— Begin —
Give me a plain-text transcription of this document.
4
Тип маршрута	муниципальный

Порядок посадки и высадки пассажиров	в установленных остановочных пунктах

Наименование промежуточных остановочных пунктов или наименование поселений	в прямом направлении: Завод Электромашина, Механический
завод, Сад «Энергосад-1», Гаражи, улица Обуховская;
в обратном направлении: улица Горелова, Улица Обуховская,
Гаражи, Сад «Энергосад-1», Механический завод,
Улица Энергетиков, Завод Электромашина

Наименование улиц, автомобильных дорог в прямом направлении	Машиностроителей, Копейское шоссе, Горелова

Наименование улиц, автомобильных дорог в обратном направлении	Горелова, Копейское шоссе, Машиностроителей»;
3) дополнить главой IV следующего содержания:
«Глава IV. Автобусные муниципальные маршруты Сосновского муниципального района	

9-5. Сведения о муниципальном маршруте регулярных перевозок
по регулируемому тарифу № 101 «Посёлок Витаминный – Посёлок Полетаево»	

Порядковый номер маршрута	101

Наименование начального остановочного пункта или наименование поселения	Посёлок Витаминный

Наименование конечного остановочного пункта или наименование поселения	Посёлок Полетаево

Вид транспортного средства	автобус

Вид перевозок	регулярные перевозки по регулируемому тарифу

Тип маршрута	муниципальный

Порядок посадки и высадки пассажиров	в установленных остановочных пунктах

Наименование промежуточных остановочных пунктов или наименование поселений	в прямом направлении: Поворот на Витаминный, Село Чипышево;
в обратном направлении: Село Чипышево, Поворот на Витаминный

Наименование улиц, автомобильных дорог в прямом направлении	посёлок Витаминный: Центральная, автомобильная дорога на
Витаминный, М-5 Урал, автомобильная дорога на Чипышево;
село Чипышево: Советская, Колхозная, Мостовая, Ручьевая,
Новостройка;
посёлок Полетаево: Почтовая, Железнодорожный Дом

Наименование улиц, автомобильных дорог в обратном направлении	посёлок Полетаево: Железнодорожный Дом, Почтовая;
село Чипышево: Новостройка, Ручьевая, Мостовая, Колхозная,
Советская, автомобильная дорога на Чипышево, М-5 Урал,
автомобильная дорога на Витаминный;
— End —
Find every line of the data that holds the string "обратном", then say how many there are and nothing else.

4